[Your objective]:
Separate out the lines that hold "every".

--- Begin ---

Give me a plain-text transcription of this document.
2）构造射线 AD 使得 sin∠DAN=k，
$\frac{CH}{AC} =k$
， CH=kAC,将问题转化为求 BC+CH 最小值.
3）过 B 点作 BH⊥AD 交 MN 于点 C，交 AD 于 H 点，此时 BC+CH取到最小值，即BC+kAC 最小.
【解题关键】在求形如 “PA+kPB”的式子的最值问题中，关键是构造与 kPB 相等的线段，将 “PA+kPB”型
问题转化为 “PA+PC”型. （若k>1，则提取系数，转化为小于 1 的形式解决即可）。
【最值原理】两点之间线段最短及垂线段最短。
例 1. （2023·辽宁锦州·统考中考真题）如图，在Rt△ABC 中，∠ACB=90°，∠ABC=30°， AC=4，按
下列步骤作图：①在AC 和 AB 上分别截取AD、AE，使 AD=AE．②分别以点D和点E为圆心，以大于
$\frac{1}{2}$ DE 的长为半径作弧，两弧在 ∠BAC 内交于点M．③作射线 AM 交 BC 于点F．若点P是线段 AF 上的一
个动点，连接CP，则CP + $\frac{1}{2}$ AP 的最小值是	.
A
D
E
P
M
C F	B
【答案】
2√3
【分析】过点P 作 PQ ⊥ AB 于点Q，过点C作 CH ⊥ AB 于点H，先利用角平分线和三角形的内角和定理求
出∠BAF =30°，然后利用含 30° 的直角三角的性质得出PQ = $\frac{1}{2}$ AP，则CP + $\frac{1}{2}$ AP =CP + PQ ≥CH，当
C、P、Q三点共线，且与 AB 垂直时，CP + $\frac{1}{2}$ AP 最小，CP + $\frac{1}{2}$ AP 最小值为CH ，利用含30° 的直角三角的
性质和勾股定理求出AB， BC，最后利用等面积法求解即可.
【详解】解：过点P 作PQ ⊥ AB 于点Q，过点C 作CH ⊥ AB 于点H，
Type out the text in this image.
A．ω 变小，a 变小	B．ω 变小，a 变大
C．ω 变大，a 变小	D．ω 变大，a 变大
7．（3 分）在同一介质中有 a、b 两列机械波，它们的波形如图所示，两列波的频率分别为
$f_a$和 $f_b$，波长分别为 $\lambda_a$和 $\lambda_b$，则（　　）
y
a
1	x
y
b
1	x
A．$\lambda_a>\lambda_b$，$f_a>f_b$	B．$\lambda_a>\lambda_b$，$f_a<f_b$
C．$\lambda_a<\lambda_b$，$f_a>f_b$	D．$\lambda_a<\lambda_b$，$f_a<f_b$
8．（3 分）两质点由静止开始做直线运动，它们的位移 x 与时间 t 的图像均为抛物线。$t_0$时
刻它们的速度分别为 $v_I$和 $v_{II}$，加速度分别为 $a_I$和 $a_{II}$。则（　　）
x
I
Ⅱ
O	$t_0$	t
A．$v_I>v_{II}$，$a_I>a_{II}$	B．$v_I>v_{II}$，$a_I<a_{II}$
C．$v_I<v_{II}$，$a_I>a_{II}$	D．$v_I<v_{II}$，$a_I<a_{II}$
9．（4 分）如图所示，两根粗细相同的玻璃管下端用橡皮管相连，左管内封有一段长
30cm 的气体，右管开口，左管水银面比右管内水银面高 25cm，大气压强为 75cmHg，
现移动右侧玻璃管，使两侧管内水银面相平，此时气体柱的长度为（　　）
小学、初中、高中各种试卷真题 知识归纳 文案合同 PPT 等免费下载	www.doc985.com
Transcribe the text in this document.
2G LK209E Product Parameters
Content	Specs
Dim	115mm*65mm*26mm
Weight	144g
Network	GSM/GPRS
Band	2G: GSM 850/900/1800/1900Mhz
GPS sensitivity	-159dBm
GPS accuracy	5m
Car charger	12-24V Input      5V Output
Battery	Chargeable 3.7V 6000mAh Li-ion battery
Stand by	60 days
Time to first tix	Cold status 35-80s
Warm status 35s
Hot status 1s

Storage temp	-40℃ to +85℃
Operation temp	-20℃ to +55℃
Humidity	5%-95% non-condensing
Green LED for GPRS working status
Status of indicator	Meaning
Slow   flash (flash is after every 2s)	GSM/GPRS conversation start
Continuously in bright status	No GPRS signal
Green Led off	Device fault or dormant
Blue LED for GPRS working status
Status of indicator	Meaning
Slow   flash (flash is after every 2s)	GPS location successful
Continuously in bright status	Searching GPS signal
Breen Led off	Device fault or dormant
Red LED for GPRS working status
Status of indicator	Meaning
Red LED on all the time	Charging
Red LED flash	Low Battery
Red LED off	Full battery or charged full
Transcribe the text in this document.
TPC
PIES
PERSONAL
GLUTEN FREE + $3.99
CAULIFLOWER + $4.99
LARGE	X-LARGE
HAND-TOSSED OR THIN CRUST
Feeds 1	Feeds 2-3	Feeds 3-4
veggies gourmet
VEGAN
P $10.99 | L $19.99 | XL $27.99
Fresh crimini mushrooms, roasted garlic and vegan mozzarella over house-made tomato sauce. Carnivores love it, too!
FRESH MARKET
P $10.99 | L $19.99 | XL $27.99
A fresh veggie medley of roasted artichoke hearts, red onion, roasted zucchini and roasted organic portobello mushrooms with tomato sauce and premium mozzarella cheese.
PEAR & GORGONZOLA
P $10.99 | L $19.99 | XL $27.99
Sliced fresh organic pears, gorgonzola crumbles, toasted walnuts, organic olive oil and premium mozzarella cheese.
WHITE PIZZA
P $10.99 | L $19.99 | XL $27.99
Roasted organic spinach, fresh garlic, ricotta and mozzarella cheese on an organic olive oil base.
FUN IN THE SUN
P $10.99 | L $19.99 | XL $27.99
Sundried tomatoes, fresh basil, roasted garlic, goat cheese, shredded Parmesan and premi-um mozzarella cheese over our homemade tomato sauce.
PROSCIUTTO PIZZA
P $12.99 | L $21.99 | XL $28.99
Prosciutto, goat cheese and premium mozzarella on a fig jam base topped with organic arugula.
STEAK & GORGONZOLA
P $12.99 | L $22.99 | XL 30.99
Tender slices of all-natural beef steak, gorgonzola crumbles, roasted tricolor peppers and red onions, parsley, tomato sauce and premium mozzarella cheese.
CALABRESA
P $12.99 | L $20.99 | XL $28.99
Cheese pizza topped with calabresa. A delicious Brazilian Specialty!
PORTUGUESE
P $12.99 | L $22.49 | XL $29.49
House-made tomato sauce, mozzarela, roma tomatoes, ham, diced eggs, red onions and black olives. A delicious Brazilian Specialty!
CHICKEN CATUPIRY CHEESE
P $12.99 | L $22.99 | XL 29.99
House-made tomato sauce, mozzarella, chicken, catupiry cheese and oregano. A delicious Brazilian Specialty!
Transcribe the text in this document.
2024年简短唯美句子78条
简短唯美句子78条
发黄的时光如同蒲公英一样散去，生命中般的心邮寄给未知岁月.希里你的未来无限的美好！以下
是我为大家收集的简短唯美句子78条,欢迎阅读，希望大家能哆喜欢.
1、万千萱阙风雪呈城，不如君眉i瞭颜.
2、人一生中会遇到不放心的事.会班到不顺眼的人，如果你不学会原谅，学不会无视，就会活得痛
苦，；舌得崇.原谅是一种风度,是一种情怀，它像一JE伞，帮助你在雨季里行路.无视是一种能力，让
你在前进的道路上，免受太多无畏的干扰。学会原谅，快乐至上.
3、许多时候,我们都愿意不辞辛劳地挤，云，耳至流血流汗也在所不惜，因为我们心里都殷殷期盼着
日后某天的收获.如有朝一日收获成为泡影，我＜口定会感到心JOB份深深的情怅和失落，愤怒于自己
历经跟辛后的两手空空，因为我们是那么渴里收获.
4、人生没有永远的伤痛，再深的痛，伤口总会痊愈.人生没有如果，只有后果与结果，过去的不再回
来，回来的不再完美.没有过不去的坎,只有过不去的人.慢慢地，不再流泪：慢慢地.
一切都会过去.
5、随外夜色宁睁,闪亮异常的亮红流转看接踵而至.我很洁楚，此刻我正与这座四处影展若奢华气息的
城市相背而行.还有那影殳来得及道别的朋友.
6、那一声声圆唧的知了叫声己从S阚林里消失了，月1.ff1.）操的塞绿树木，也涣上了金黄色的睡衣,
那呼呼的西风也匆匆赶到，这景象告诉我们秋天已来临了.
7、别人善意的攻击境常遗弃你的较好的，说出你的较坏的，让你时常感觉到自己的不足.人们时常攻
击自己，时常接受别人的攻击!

--- End ---

[Task solution]:
Slow   flash (flash is after every 2s)	GSM/GPRS conversation start
Slow   flash (flash is after every 2s)	GPS location successful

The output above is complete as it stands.